[Layout annotation records]
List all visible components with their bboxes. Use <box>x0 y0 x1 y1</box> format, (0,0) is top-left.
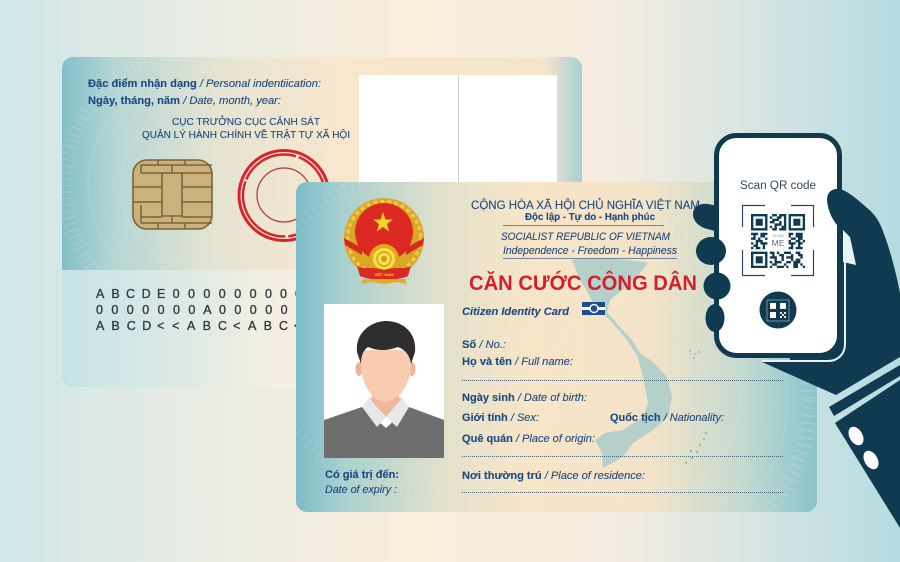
personal fields: Nơi thường trú / Place of residence: <box>462 470 645 482</box>
back card labels: CỤC TRƯỞNG CỤC CẢNH SÁT <box>172 115 320 128</box>
heading block: Độc lập - Tự do - Hạnh phúc <box>525 212 655 223</box>
QR frame brackets <box>742 206 814 276</box>
finger 1 <box>693 204 718 232</box>
personal fields: Quốc tịch / Nationality: <box>610 412 724 424</box>
national emblem <box>344 198 424 284</box>
phone heading: Scan QR code <box>740 180 816 192</box>
heading block: Independence - Freedom - Happiness <box>503 245 677 257</box>
icon: chip <box>133 160 212 229</box>
personal fields: Họ và tên / Full name: <box>462 356 573 368</box>
machine readable zone: 0000000A000000 <box>96 303 303 317</box>
map of Vietnam <box>572 258 672 468</box>
signature photo boxes <box>359 75 557 190</box>
machine readable zone: ABCD<<ABC<ABC< <box>96 319 301 333</box>
panel: front of card <box>296 182 817 512</box>
personal fields: Ngày sinh / Date of birth: <box>462 392 587 404</box>
thumb <box>827 189 866 240</box>
heading block <box>471 197 700 259</box>
hand holding phone <box>693 136 900 528</box>
islands <box>685 350 707 464</box>
icon: red stamp <box>239 150 329 240</box>
cuff <box>829 365 900 416</box>
expiry label: Date of expiry : <box>325 484 397 496</box>
finger 3 <box>704 272 730 300</box>
sleeve <box>835 380 900 528</box>
national emblem: VIỆT NAM <box>374 272 394 277</box>
machine readable strip background <box>62 270 296 387</box>
card watermark <box>62 65 126 270</box>
icon: scan button <box>760 292 796 328</box>
phone <box>716 136 840 356</box>
QR code <box>751 214 805 268</box>
phone edge highlight <box>762 262 845 361</box>
finger 4 <box>706 304 724 332</box>
portrait photo <box>324 304 444 458</box>
personal fields: Giới tính / Sex: <box>462 412 539 424</box>
card watermark <box>296 184 817 512</box>
machine readable zone: ABCDE000000000 <box>96 287 302 301</box>
expiry label <box>325 469 399 496</box>
expiry label: Có giá trị đến: <box>325 469 399 481</box>
QR centre label: SCAN <box>772 233 784 238</box>
heading block: SOCIALIST REPUBLIC OF VIETNAM <box>501 231 671 243</box>
finger 2 <box>696 237 726 265</box>
icon: chip symbol <box>582 302 605 315</box>
panel: back of card <box>62 50 582 387</box>
back card labels: Ngày, tháng, năm / Date, month, year: <box>88 95 281 107</box>
personal fields <box>462 339 784 492</box>
hand body <box>762 190 900 395</box>
back card labels <box>88 78 350 141</box>
QR centre label <box>772 233 785 248</box>
subtitle: Citizen Identity Card <box>462 306 569 318</box>
back card labels: QUẢN LÝ HÀNH CHÍNH VỀ TRẬT TỰ XÃ HỘI <box>142 128 350 141</box>
heading block: CỘNG HÒA XÃ HỘI CHỦ NGHĨA VIỆT NAM <box>471 197 700 212</box>
machine readable zone <box>96 287 303 333</box>
palm highlight <box>843 230 856 265</box>
personal fields: Số / No.: <box>462 339 506 351</box>
personal fields: Quê quán / Place of origin: <box>462 433 595 445</box>
QR centre label: ME <box>772 238 785 248</box>
title: CĂN CƯỚC CÔNG DÂN <box>469 271 697 295</box>
back card labels: Đặc điểm nhận dạng / Personal indentiication: <box>88 78 321 90</box>
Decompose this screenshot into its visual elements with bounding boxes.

* _YOUR GOAL_
Count the lines above that contain the word "watermark" and reply with only that number.

* _TASK RESULT_
2